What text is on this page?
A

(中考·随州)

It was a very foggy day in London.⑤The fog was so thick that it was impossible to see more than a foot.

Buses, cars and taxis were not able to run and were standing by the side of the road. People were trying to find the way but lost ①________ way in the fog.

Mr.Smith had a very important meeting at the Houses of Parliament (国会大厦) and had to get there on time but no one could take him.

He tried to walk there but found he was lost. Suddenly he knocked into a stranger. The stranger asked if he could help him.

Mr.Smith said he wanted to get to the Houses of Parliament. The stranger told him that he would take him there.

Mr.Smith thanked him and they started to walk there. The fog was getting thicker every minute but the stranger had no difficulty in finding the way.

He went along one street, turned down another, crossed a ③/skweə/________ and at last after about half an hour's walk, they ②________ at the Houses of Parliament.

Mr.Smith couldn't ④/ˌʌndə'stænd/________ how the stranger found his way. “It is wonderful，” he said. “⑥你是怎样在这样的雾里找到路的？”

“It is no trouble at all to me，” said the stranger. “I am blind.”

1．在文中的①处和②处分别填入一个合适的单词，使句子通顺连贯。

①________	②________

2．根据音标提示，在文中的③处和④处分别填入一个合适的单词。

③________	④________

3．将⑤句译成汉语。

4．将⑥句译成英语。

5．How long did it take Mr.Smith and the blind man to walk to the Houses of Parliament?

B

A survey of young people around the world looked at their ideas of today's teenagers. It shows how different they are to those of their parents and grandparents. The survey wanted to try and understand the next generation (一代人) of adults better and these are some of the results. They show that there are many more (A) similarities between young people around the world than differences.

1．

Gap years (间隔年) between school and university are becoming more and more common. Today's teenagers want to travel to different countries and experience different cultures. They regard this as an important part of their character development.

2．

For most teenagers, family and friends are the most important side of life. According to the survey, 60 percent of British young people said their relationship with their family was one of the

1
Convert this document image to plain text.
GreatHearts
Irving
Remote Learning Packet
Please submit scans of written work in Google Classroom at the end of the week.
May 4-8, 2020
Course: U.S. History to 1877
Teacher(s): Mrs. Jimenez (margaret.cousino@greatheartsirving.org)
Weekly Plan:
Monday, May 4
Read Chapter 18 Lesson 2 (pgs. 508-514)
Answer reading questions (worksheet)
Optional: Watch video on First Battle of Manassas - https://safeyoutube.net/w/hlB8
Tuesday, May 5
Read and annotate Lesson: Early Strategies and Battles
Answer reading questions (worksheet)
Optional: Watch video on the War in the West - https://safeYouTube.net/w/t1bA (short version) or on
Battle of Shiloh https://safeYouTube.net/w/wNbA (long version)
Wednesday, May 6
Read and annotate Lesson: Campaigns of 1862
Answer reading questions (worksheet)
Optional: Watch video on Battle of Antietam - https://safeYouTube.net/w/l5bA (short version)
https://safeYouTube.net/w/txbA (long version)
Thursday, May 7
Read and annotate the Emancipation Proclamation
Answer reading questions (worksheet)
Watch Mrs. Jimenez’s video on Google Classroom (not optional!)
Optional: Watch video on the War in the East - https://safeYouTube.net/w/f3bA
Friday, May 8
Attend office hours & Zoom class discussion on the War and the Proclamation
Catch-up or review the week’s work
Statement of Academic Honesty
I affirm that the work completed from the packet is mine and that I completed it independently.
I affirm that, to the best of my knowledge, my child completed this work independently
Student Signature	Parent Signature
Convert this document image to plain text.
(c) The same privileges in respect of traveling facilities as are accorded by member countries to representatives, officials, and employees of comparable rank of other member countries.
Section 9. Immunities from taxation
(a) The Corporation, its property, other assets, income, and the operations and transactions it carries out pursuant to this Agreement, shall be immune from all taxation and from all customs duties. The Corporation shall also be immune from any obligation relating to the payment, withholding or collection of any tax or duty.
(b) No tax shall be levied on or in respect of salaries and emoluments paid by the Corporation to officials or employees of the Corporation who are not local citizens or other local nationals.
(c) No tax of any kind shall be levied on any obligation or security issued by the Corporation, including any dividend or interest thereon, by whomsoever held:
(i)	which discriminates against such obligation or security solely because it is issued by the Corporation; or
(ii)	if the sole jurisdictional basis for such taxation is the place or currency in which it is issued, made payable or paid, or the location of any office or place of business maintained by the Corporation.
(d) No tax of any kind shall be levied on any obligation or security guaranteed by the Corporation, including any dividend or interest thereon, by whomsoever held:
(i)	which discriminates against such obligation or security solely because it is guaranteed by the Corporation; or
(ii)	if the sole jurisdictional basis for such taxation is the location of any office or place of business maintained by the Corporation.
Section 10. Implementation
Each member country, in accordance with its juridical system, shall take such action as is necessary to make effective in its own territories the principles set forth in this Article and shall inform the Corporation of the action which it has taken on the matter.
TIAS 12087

◇ ◇ ◇ ◇

--- DESCRIPTION OF THE TASK ---
Please quote the records above exactly, without skipping a line.

--- THE RESPONSE ---
What text is on this page?
A

(中考·随州)

It was a very foggy day in London.⑤The fog was so thick that it was impossible to see more than a foot.

Buses, cars and taxis were not able to run and were standing by the side of the road. People were trying to find the way but lost ①________ way in the fog.

Mr.Smith had a very important meeting at the Houses of Parliament (国会大厦) and had to get there on time but no one could take him.

He tried to walk there but found he was lost. Suddenly he knocked into a stranger. The stranger asked if he could help him.

Mr.Smith said he wanted to get to the Houses of Parliament. The stranger told him that he would take him there.

Mr.Smith thanked him and they started to walk there. The fog was getting thicker every minute but the stranger had no difficulty in finding the way.

He went along one street, turned down another, crossed a ③/skweə/________ and at last after about half an hour's walk, they ②________ at the Houses of Parliament.

Mr.Smith couldn't ④/ˌʌndə'stænd/________ how the stranger found his way. “It is wonderful，” he said. “⑥你是怎样在这样的雾里找到路的？”

“It is no trouble at all to me，” said the stranger. “I am blind.”

1．在文中的①处和②处分别填入一个合适的单词，使句子通顺连贯。

①________	②________

2．根据音标提示，在文中的③处和④处分别填入一个合适的单词。

③________	④________

3．将⑤句译成汉语。

4．将⑥句译成英语。

5．How long did it take Mr.Smith and the blind man to walk to the Houses of Parliament?

B

A survey of young people around the world looked at their ideas of today's teenagers. It shows how different they are to those of their parents and grandparents. The survey wanted to try and understand the next generation (一代人) of adults better and these are some of the results. They show that there are many more (A) similarities between young people around the world than differences.

1．

Gap years (间隔年) between school and university are becoming more and more common. Today's teenagers want to travel to different countries and experience different cultures. They regard this as an important part of their character development.

2．

For most teenagers, family and friends are the most important side of life. According to the survey, 60 percent of British young people said their relationship with their family was one of the

1
Convert this document image to plain text.
GreatHearts
Irving
Remote Learning Packet
Please submit scans of written work in Google Classroom at the end of the week.
May 4-8, 2020
Course: U.S. History to 1877
Teacher(s): Mrs. Jimenez (margaret.cousino@greatheartsirving.org)
Weekly Plan:
Monday, May 4
Read Chapter 18 Lesson 2 (pgs. 508-514)
Answer reading questions (worksheet)
Optional: Watch video on First Battle of Manassas - https://safeyoutube.net/w/hlB8
Tuesday, May 5
Read and annotate Lesson: Early Strategies and Battles
Answer reading questions (worksheet)
Optional: Watch video on the War in the West - https://safeYouTube.net/w/t1bA (short version) or on
Battle of Shiloh https://safeYouTube.net/w/wNbA (long version)
Wednesday, May 6
Read and annotate Lesson: Campaigns of 1862
Answer reading questions (worksheet)
Optional: Watch video on Battle of Antietam - https://safeYouTube.net/w/l5bA (short version)
https://safeYouTube.net/w/txbA (long version)
Thursday, May 7
Read and annotate the Emancipation Proclamation
Answer reading questions (worksheet)
Watch Mrs. Jimenez’s video on Google Classroom (not optional!)
Optional: Watch video on the War in the East - https://safeYouTube.net/w/f3bA
Friday, May 8
Attend office hours & Zoom class discussion on the War and the Proclamation
Catch-up or review the week’s work
Statement of Academic Honesty
I affirm that the work completed from the packet is mine and that I completed it independently.
I affirm that, to the best of my knowledge, my child completed this work independently
Student Signature	Parent Signature
Convert this document image to plain text.
(c) The same privileges in respect of traveling facilities as are accorded by member countries to representatives, officials, and employees of comparable rank of other member countries.
Section 9. Immunities from taxation
(a) The Corporation, its property, other assets, income, and the operations and transactions it carries out pursuant to this Agreement, shall be immune from all taxation and from all customs duties. The Corporation shall also be immune from any obligation relating to the payment, withholding or collection of any tax or duty.
(b) No tax shall be levied on or in respect of salaries and emoluments paid by the Corporation to officials or employees of the Corporation who are not local citizens or other local nationals.
(c) No tax of any kind shall be levied on any obligation or security issued by the Corporation, including any dividend or interest thereon, by whomsoever held:
(i)	which discriminates against such obligation or security solely because it is issued by the Corporation; or
(ii)	if the sole jurisdictional basis for such taxation is the place or currency in which it is issued, made payable or paid, or the location of any office or place of business maintained by the Corporation.
(d) No tax of any kind shall be levied on any obligation or security guaranteed by the Corporation, including any dividend or interest thereon, by whomsoever held:
(i)	which discriminates against such obligation or security solely because it is guaranteed by the Corporation; or
(ii)	if the sole jurisdictional basis for such taxation is the location of any office or place of business maintained by the Corporation.
Section 10. Implementation
Each member country, in accordance with its juridical system, shall take such action as is necessary to make effective in its own territories the principles set forth in this Article and shall inform the Corporation of the action which it has taken on the matter.
TIAS 12087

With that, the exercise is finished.